Data for processing:
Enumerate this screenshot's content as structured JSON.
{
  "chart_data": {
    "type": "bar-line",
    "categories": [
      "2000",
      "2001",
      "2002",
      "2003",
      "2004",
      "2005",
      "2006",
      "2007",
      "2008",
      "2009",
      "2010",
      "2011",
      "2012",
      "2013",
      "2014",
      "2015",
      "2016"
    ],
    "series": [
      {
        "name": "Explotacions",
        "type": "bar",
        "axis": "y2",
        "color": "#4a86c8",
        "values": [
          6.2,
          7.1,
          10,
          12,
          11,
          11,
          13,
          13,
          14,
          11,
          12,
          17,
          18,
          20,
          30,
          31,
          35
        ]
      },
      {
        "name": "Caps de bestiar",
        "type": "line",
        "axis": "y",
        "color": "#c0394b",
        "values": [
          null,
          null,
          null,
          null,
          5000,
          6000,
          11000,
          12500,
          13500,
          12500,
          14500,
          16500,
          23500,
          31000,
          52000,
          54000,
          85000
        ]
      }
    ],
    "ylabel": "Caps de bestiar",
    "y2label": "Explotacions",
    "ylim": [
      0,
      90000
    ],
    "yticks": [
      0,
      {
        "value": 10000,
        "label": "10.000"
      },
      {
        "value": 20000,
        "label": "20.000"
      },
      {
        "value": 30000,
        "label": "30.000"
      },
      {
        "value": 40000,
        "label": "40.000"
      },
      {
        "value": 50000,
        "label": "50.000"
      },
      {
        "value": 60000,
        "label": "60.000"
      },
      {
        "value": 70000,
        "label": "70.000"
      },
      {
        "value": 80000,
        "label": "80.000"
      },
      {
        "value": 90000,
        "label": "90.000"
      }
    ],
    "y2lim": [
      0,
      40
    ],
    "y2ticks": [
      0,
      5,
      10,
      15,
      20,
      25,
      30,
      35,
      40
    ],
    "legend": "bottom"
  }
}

Task description: All lines in the data that contain the word "Caps" should be copied.

Result of the task:
        "name": "Caps de bestiar",
    "ylabel": "Caps de bestiar",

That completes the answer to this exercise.